- _GIVEN REQUEST_: Within the listing below, locate all lines containing the word "test". Copy each one.

** begin **

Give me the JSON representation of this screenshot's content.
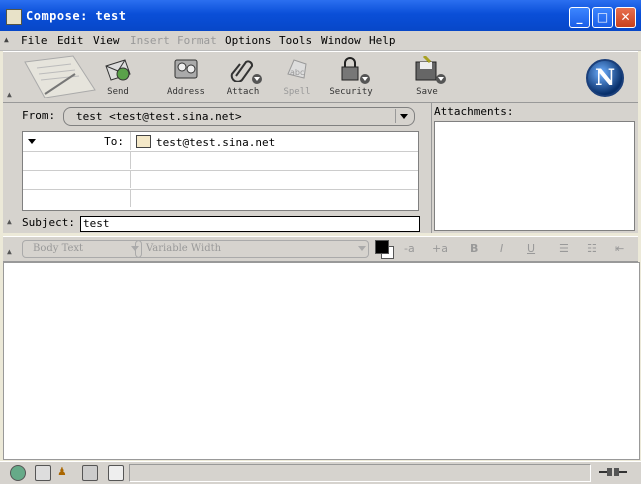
{
  "window": {
    "title": "Compose: test"
  },
  "menubar": {
    "items": [
      {
        "label": "File",
        "disabled": false
      },
      {
        "label": "Edit",
        "disabled": false
      },
      {
        "label": "View",
        "disabled": false
      },
      {
        "label": "Insert",
        "disabled": true
      },
      {
        "label": "Format",
        "disabled": true
      },
      {
        "label": "Options",
        "disabled": false
      },
      {
        "label": "Tools",
        "disabled": false
      },
      {
        "label": "Window",
        "disabled": false
      },
      {
        "label": "Help",
        "disabled": false
      }
    ]
  },
  "toolbar": {
    "send": "Send",
    "address": "Address",
    "attach": "Attach",
    "spell": "Spell",
    "security": "Security",
    "save": "Save",
    "logo_letter": "N"
  },
  "header": {
    "from_label": "From:",
    "from_value": "test <test@test.sina.net>",
    "to_type": "To:",
    "to_value": "test@test.sina.net",
    "subject_label": "Subject:",
    "subject_value": "test",
    "attachments_label": "Attachments:"
  },
  "formatbar": {
    "paragraph_style": "Body Text",
    "font": "Variable Width",
    "smaller": "-a",
    "larger": "+a",
    "bold": "B",
    "italic": "I",
    "underline": "U"
  }
}
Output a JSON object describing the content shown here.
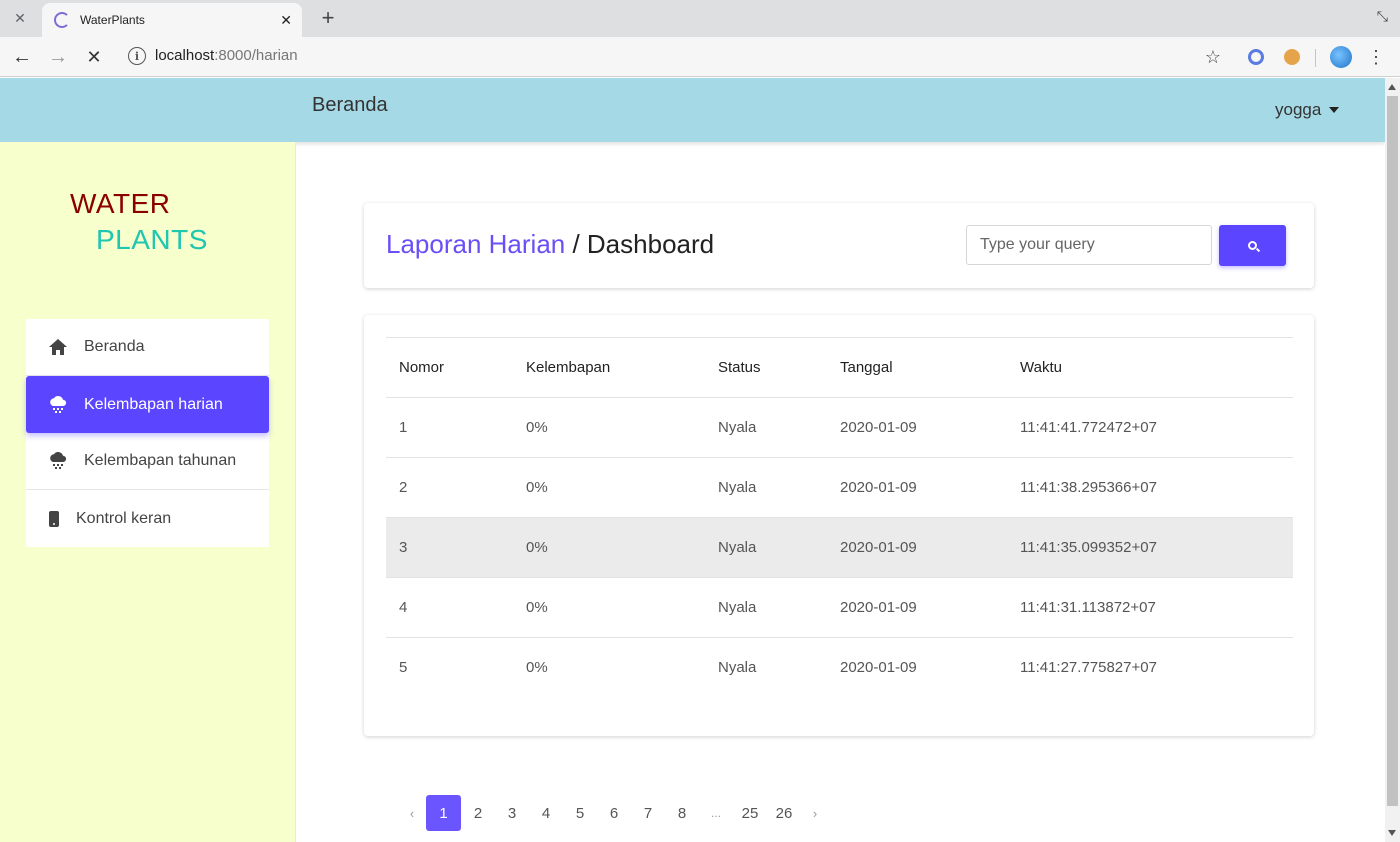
{
  "browser": {
    "closed_tab_icon": "close-icon",
    "tab_title": "WaterPlants",
    "url_host": "localhost",
    "url_rest": ":8000/harian"
  },
  "header": {
    "title": "Beranda",
    "user": "yogga"
  },
  "sidebar": {
    "logo_line1": "WATER",
    "logo_line2": "PLANTS",
    "items": [
      {
        "label": "Beranda",
        "icon": "home-icon"
      },
      {
        "label": "Kelembapan harian",
        "icon": "cloud-rain-icon",
        "active": true
      },
      {
        "label": "Kelembapan tahunan",
        "icon": "cloud-rain-icon"
      },
      {
        "label": "Kontrol keran",
        "icon": "phone-icon"
      }
    ]
  },
  "page": {
    "title_link": "Laporan Harian",
    "title_sep": " / ",
    "title_current": "Dashboard",
    "search_placeholder": "Type your query"
  },
  "table": {
    "columns": [
      "Nomor",
      "Kelembapan",
      "Status",
      "Tanggal",
      "Waktu"
    ],
    "rows": [
      [
        "1",
        "0%",
        "Nyala",
        "2020-01-09",
        "11:41:41.772472+07"
      ],
      [
        "2",
        "0%",
        "Nyala",
        "2020-01-09",
        "11:41:38.295366+07"
      ],
      [
        "3",
        "0%",
        "Nyala",
        "2020-01-09",
        "11:41:35.099352+07"
      ],
      [
        "4",
        "0%",
        "Nyala",
        "2020-01-09",
        "11:41:31.113872+07"
      ],
      [
        "5",
        "0%",
        "Nyala",
        "2020-01-09",
        "11:41:27.775827+07"
      ]
    ]
  },
  "pagination": {
    "prev": "‹",
    "pages": [
      "1",
      "2",
      "3",
      "4",
      "5",
      "6",
      "7",
      "8",
      "...",
      "25",
      "26"
    ],
    "next": "›",
    "current": "1"
  },
  "colors": {
    "accent": "#5c45ff",
    "header_bg": "#a6d9e6",
    "sidebar_bg": "#f7ffcc",
    "logo_water": "#8b0000",
    "logo_plants": "#1fc6b0"
  }
}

** end **

- _EXERCISE SOLUTION_:
    "title": "Compose: test"
    "from_value": "test <test@test.sina.net>",
    "to_value": "test@test.sina.net",
    "subject_value": "test",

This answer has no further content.